### Data entries
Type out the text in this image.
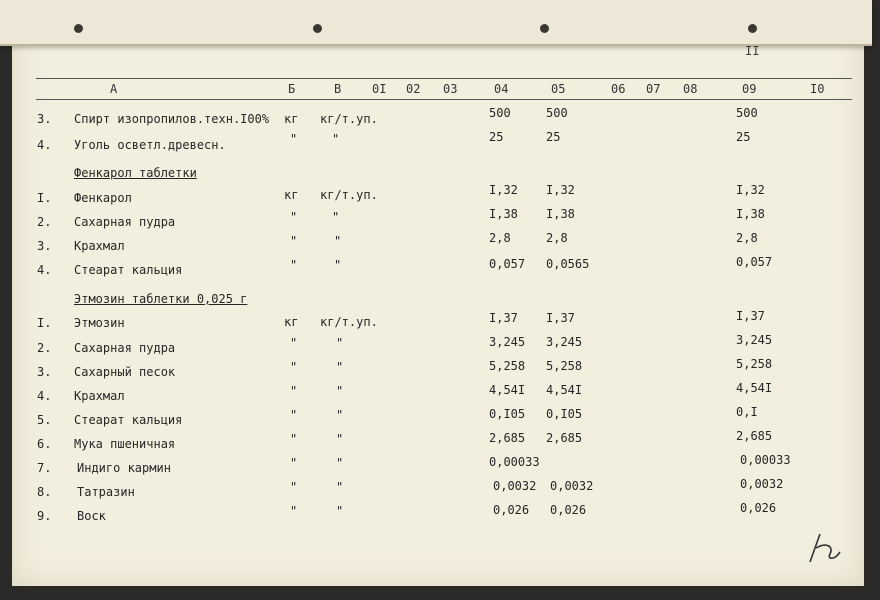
II
А	Б	В	0I 02 03	04	05	06 07 08	09	I0
3. Спирт изопропилов.техн.I00% кг кг/т.уп.	500	500	500
4. Уголь осветл.древесн.	"	"	25	25	25
Фенкарол таблетки
I. Фенкарол	кг кг/т.уп.	I,32 I,32	I,32
2. Сахарная пудра	"	"	I,38 I,38	I,38
3. Крахмал	"	"	2,8	2,8	2,8
4. Стеарат кальция	"	"	0,057 0,0565	0,057
Этмозин таблетки 0,025 г
I. Этмозин	кг кг/т.уп.	I,37 I,37	I,37
2. Сахарная пудра	"	"	3,245 3,245	3,245
3. Сахарный песок	"	"	5,258 5,258	5,258
4. Крахмал	"	"	4,54I 4,54I	4,54I
5. Стеарат кальция	"	"	0,I05 0,I05	0,I
6. Мука пшеничная	"	"	2,685 2,685	2,685
7. Индиго кармин	"	"	0,00033	0,00033
8. Татразин	"	"	0,0032 0,0032	0,0032
9. Воск	"	"	0,026 0,026	0,026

### PROBLEM
Using the listing above, show each line holding the string "Крахмал".

### REPLY
3. Крахмал	"	"	2,8	2,8	2,8
4. Крахмал	"	"	4,54I 4,54I	4,54I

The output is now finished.